OBJECTIVE:
Leave out all pictures. Extract exactly the lines from the one containing "OCR this image." through the end of the data.

MATERIAL FOR THIS TASK:
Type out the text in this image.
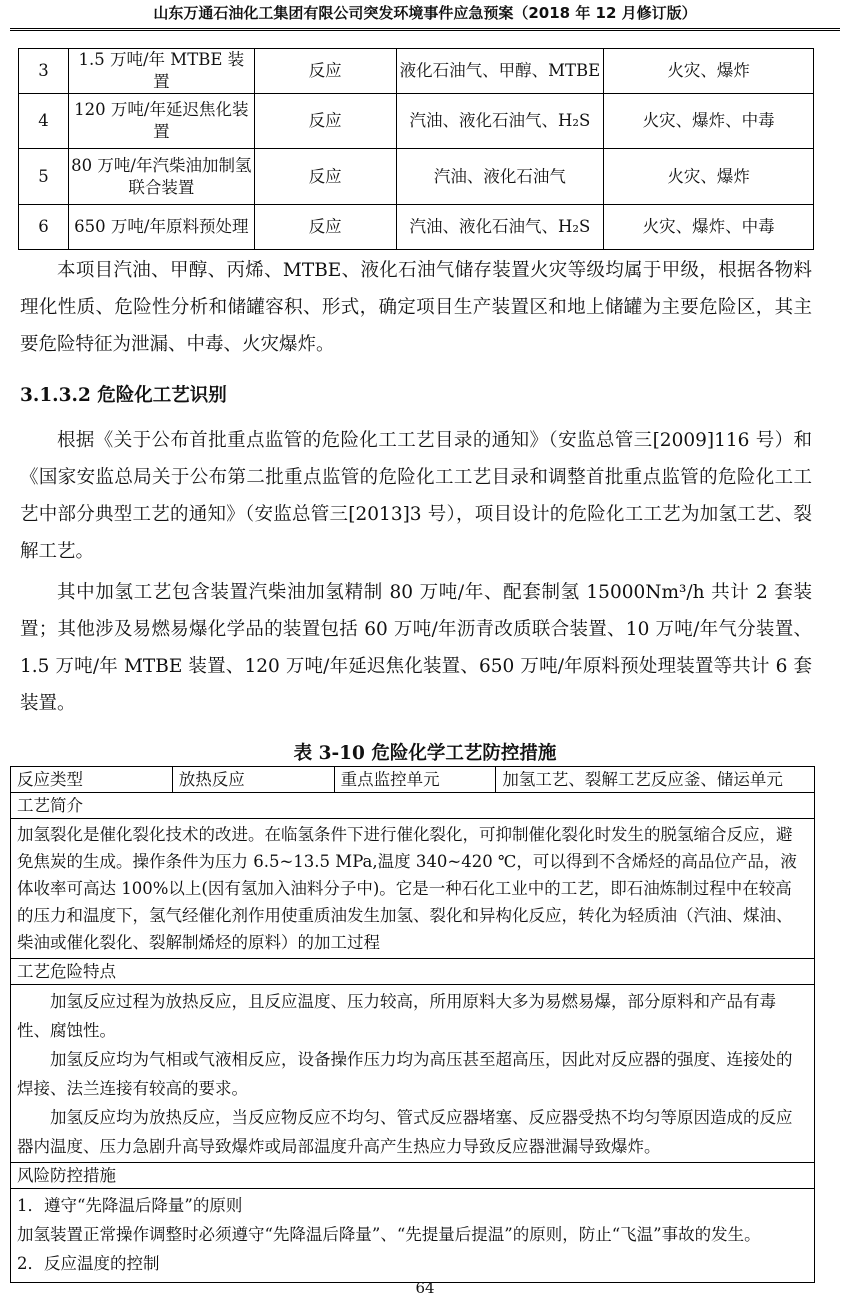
山东万通石油化工集团有限公司突发环境事件应急预案（2018 年 12 月修订版）
3	1.5 万吨/年 MTBE 装置	反应	液化石油气、甲醇、MTBE	火灾、爆炸
4	120 万吨/年延迟焦化装置	反应	汽油、液化石油气、H₂S	火灾、爆炸、中毒
5	80 万吨/年汽柴油加制氢联合装置	反应	汽油、液化石油气	火灾、爆炸
6	650 万吨/年原料预处理	反应	汽油、液化石油气、H₂S	火灾、爆炸、中毒

本项目汽油、甲醇、丙烯、MTBE、液化石油气储存装置火灾等级均属于甲级，根据各物料理化性质、危险性分析和储罐容积、形式，确定项目生产装置区和地上储罐为主要危险区，其主要危险特征为泄漏、中毒、火灾爆炸。

3.1.3.2 危险化工艺识别

根据《关于公布首批重点监管的危险化工工艺目录的通知》（安监总管三[2009]116 号）和《国家安监总局关于公布第二批重点监管的危险化工工艺目录和调整首批重点监管的危险化工工艺中部分典型工艺的通知》（安监总管三[2013]3 号），项目设计的危险化工工艺为加氢工艺、裂解工艺。

其中加氢工艺包含装置汽柴油加氢精制 80 万吨/年、配套制氢 15000Nm³/h 共计 2 套装置；其他涉及易燃易爆化学品的装置包括 60 万吨/年沥青改质联合装置、10 万吨/年气分装置、1.5 万吨/年 MTBE 装置、120 万吨/年延迟焦化装置、650 万吨/年原料预处理装置等共计 6 套装置。

表 3-10 危险化学工艺防控措施

反应类型	放热反应	重点监控单元	加氢工艺、裂解工艺反应釜、储运单元
工艺简介
加氢裂化是催化裂化技术的改进。在临氢条件下进行催化裂化，可抑制催化裂化时发生的脱氢缩合反应，避免焦炭的生成。操作条件为压力 6.5~13.5 MPa,温度 340~420 ℃，可以得到不含烯烃的高品位产品，液体收率可高达 100%以上(因有氢加入油料分子中)。它是一种石化工业中的工艺，即石油炼制过程中在较高的压力和温度下，氢气经催化剂作用使重质油发生加氢、裂化和异构化反应，转化为轻质油（汽油、煤油、柴油或催化裂化、裂解制烯烃的原料）的加工过程
工艺危险特点

加氢反应过程为放热反应，且反应温度、压力较高，所用原料大多为易燃易爆，部分原料和产品有毒性、腐蚀性。

加氢反应均为气相或气液相反应，设备操作压力均为高压甚至超高压，因此对反应器的强度、连接处的焊接、法兰连接有较高的要求。

加氢反应均为放热反应，当反应物反应不均匀、管式反应器堵塞、反应器受热不均匀等原因造成的反应器内温度、压力急剧升高导致爆炸或局部温度升高产生热应力导致反应器泄漏导致爆炸。

风险防控措施

1．遵守“先降温后降量”的原则

加氢装置正常操作调整时必须遵守“先降温后降量”、“先提量后提温”的原则，防止“飞温”事故的发生。

2．反应温度的控制

64
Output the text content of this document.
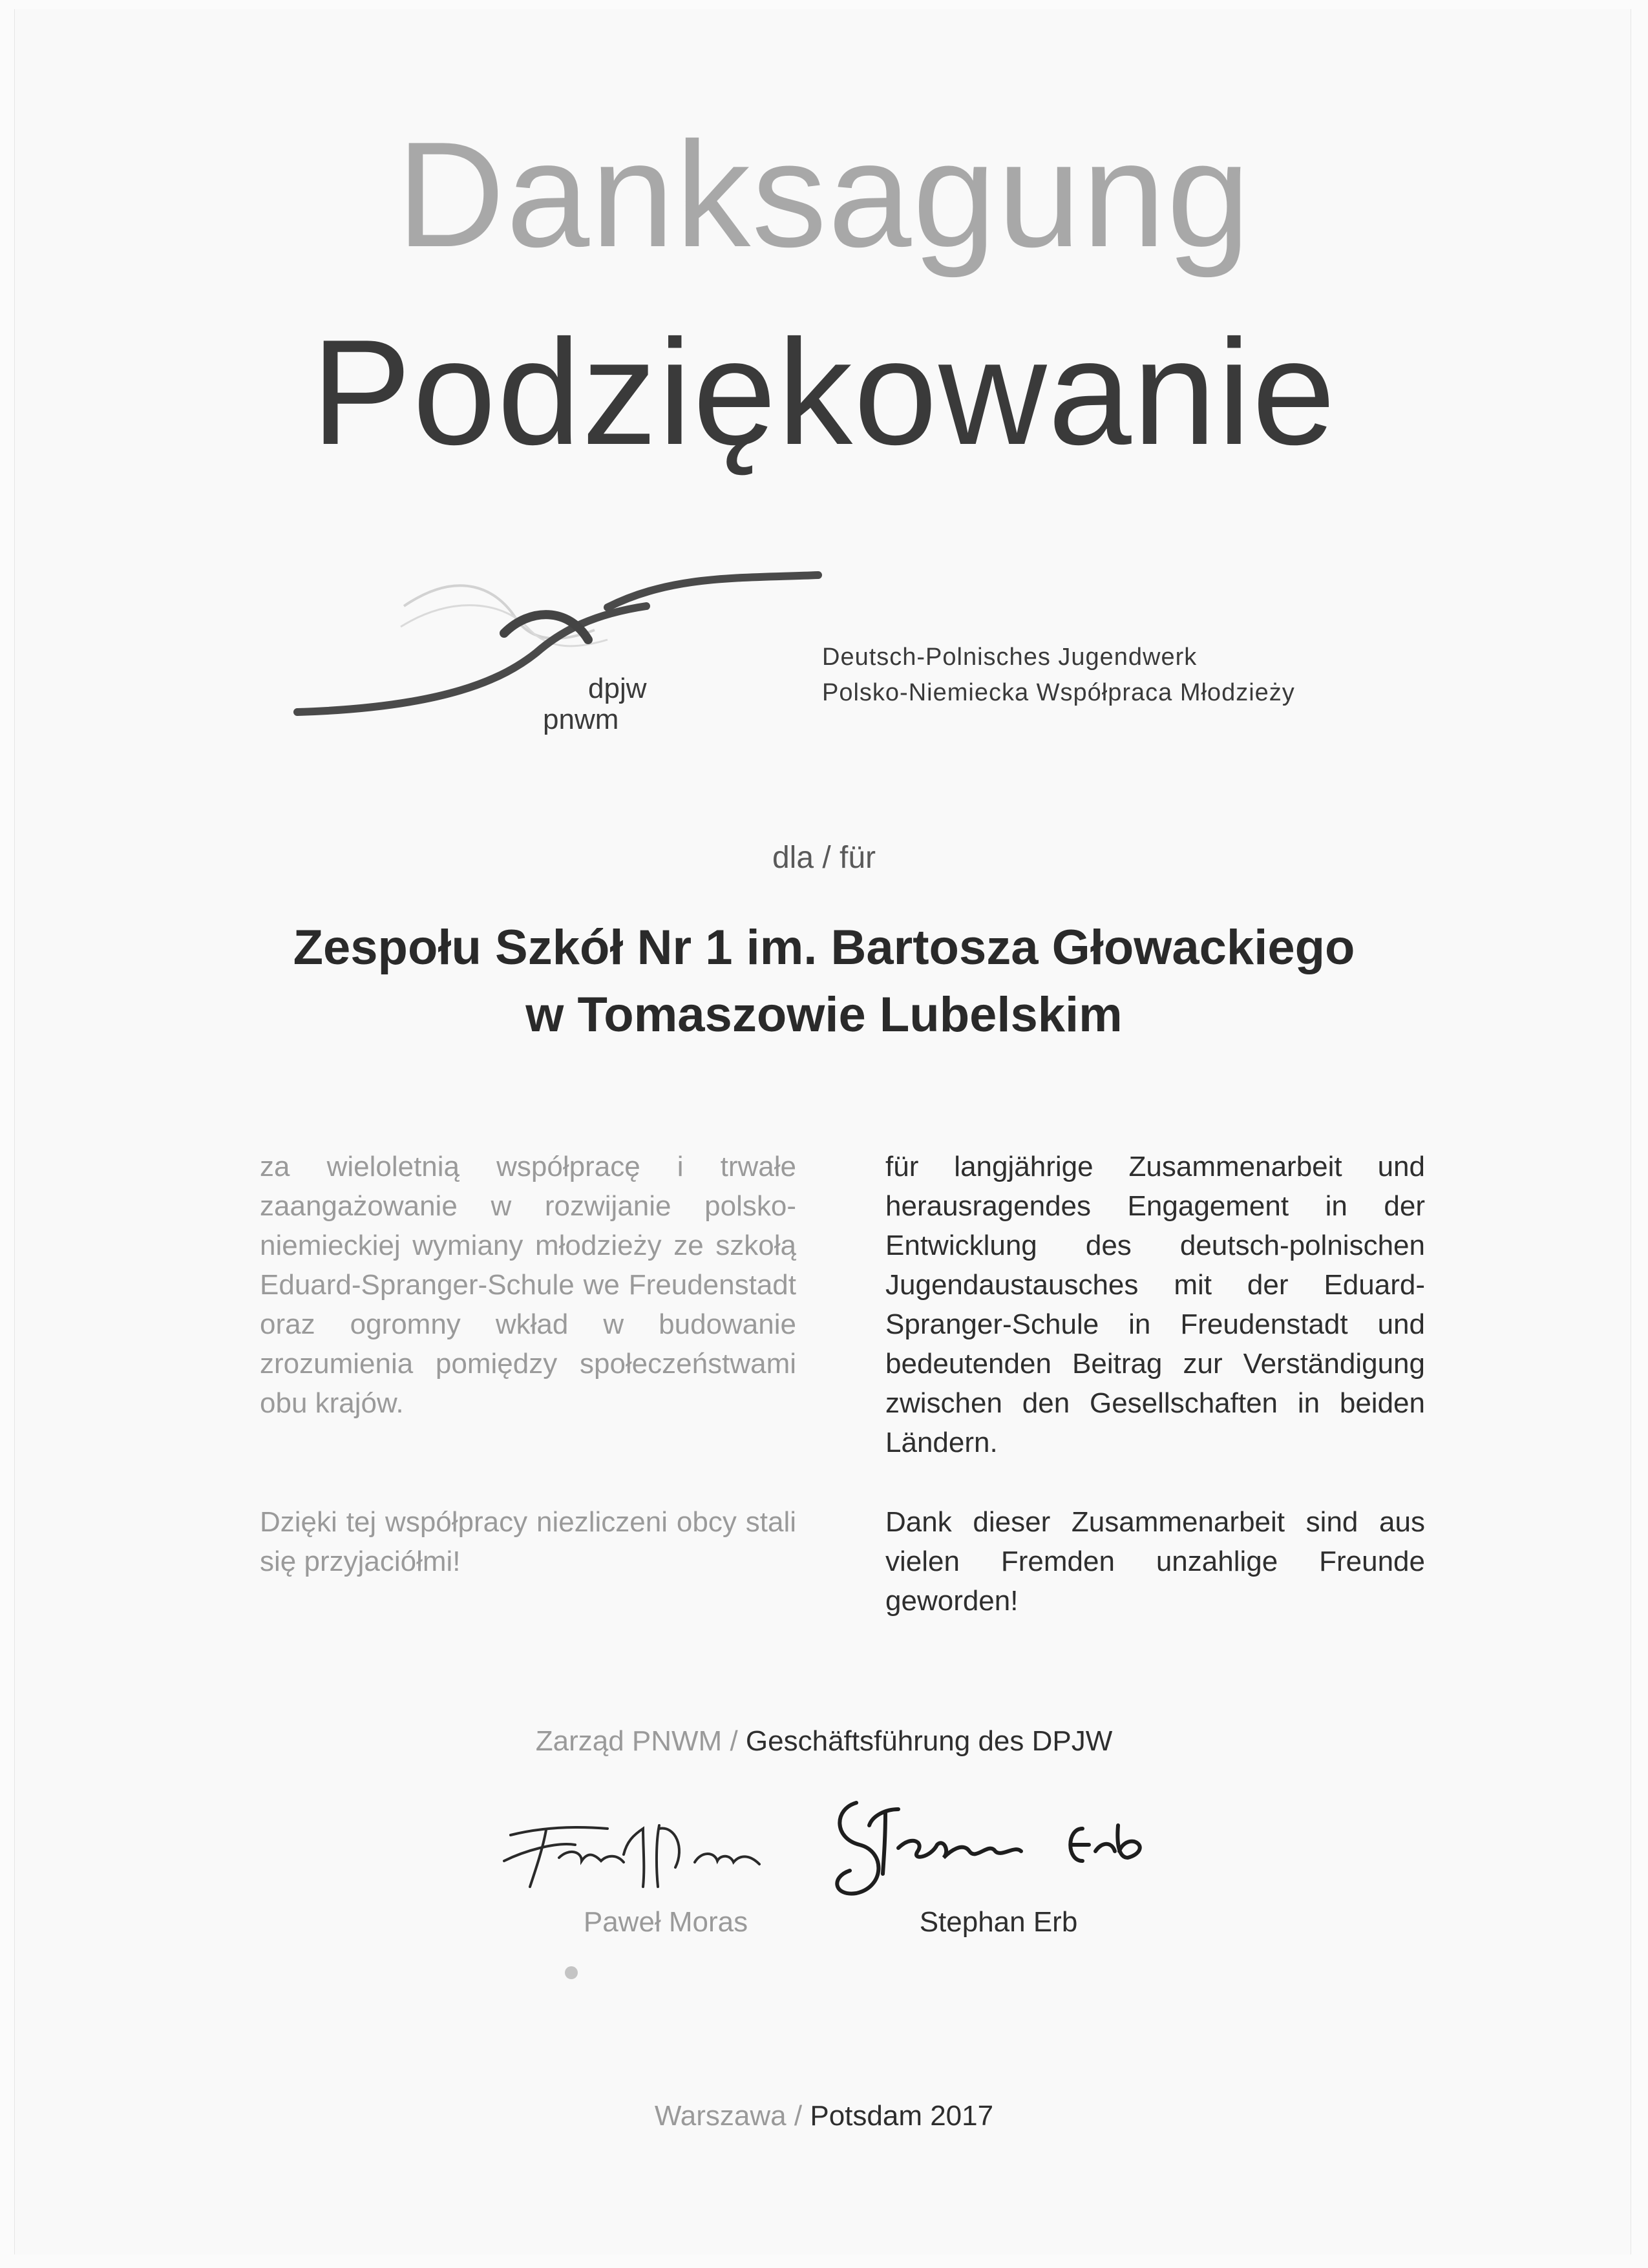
Danksagung
Podziękowanie
dpjw
pnwm
Deutsch-Polnisches Jugendwerk
Polsko-Niemiecka Współpraca Młodzieży
dla / für
Zespołu Szkół Nr 1 im. Bartosza Głowackiego
w Tomaszowie Lubelskim

za wieloletnią współpracę i trwałe zaangażowanie w rozwijanie polsko-niemieckiej wymiany młodzieży ze szkołą Eduard-Spranger-Schule we Freudenstadt oraz ogromny wkład w budowanie zrozumienia pomiędzy społeczeństwami obu krajów.

für langjährige Zusammenarbeit und herausragendes Engagement in der Entwicklung des deutsch-polnischen Jugendaustausches mit der Eduard-Spranger-Schule in Freudenstadt und bedeutenden Beitrag zur Verständigung zwischen den Gesellschaften in beiden Ländern.

Dzięki tej współpracy niezliczeni obcy stali się przyjaciółmi!

Dank dieser Zusammenarbeit sind aus vielen Fremden unzahlige Freunde geworden!

Zarząd PNWM / Geschäftsführung des DPJW
Paweł Moras	Stephan Erb
Warszawa / Potsdam 2017
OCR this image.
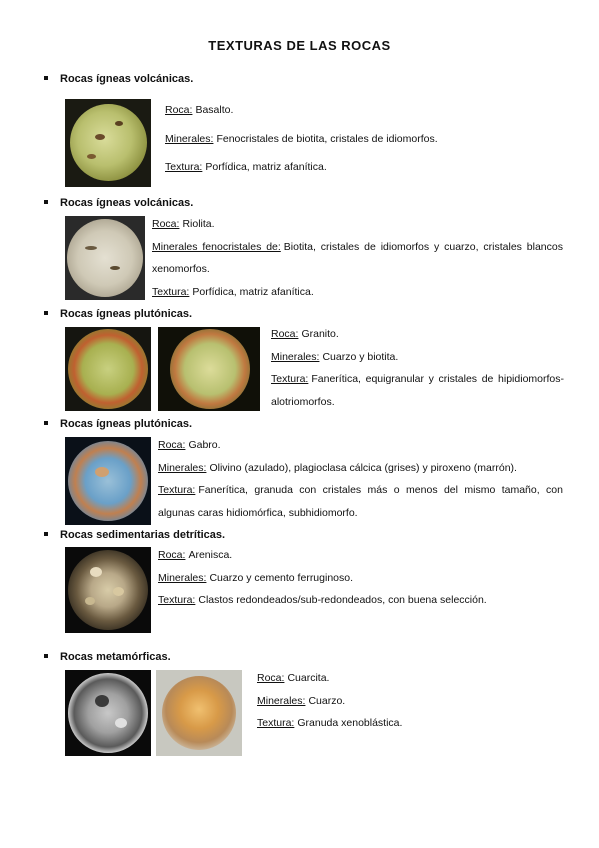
TEXTURAS DE LAS ROCAS
Rocas ígneas volcánicas.
Roca: Basalto.
Minerales: Fenocristales de biotita, cristales de idiomorfos.
Textura: Porfídica, matriz afanítica.
Rocas ígneas volcánicas.
Roca: Riolita.
Minerales fenocristales de: Biotita, cristales de idiomorfos y cuarzo, cristales blancos xenomorfos.
Textura: Porfídica, matriz afanítica.
Rocas ígneas plutónicas.
Roca: Granito.
Minerales: Cuarzo y biotita.
Textura: Fanerítica, equigranular y cristales de hipidiomorfos-alotriomorfos.
Rocas ígneas plutónicas.
Roca: Gabro.
Minerales: Olivino (azulado), plagioclasa cálcica (grises) y piroxeno (marrón).
Textura: Fanerítica, granuda con cristales más o menos del mismo tamaño, con algunas caras hidiomórfica, subhidiomorfo.
Rocas sedimentarias detríticas.
Roca: Arenisca.
Minerales: Cuarzo y cemento ferruginoso.
Textura: Clastos redondeados/sub-redondeados, con buena selección.
Rocas metamórficas.
Roca: Cuarcita.
Minerales: Cuarzo.
Textura: Granuda xenoblástica.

EXPECTED ANSWER:
OCR this image.
TEXTURAS DE LAS ROCAS
Rocas ígneas volcánicas.
Roca: Basalto.
Minerales: Fenocristales de biotita, cristales de idiomorfos.
Textura: Porfídica, matriz afanítica.
Rocas ígneas volcánicas.
Roca: Riolita.
Minerales fenocristales de: Biotita, cristales de idiomorfos y cuarzo, cristales blancos xenomorfos.
Textura: Porfídica, matriz afanítica.
Rocas ígneas plutónicas.
Roca: Granito.
Minerales: Cuarzo y biotita.
Textura: Fanerítica, equigranular y cristales de hipidiomorfos-alotriomorfos.
Rocas ígneas plutónicas.
Roca: Gabro.
Minerales: Olivino (azulado), plagioclasa cálcica (grises) y piroxeno (marrón).
Textura: Fanerítica, granuda con cristales más o menos del mismo tamaño, con algunas caras hidiomórfica, subhidiomorfo.
Rocas sedimentarias detríticas.
Roca: Arenisca.
Minerales: Cuarzo y cemento ferruginoso.
Textura: Clastos redondeados/sub-redondeados, con buena selección.
Rocas metamórficas.
Roca: Cuarcita.
Minerales: Cuarzo.
Textura: Granuda xenoblástica.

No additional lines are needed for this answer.